> [Raw data]:
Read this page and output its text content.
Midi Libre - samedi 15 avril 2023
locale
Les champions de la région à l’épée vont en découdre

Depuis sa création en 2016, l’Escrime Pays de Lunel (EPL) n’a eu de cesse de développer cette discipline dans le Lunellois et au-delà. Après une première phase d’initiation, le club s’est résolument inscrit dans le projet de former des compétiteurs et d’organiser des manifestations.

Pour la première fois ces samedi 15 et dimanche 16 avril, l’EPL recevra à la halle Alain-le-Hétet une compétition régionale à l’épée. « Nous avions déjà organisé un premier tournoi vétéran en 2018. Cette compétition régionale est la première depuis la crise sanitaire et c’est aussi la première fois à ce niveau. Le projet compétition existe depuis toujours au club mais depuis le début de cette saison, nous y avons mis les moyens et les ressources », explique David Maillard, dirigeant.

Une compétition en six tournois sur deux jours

> [Challenge]: Repeat back the data above, exact to the last character.

> [Response]:
Read this page and output its text content.
Midi Libre - samedi 15 avril 2023
locale
Les champions de la région à l’épée vont en découdre

Depuis sa création en 2016, l’Escrime Pays de Lunel (EPL) n’a eu de cesse de développer cette discipline dans le Lunellois et au-delà. Après une première phase d’initiation, le club s’est résolument inscrit dans le projet de former des compétiteurs et d’organiser des manifestations.

Pour la première fois ces samedi 15 et dimanche 16 avril, l’EPL recevra à la halle Alain-le-Hétet une compétition régionale à l’épée. « Nous avions déjà organisé un premier tournoi vétéran en 2018. Cette compétition régionale est la première depuis la crise sanitaire et c’est aussi la première fois à ce niveau. Le projet compétition existe depuis toujours au club mais depuis le début de cette saison, nous y avons mis les moyens et les ressources », explique David Maillard, dirigeant.

Une compétition en six tournois sur deux jours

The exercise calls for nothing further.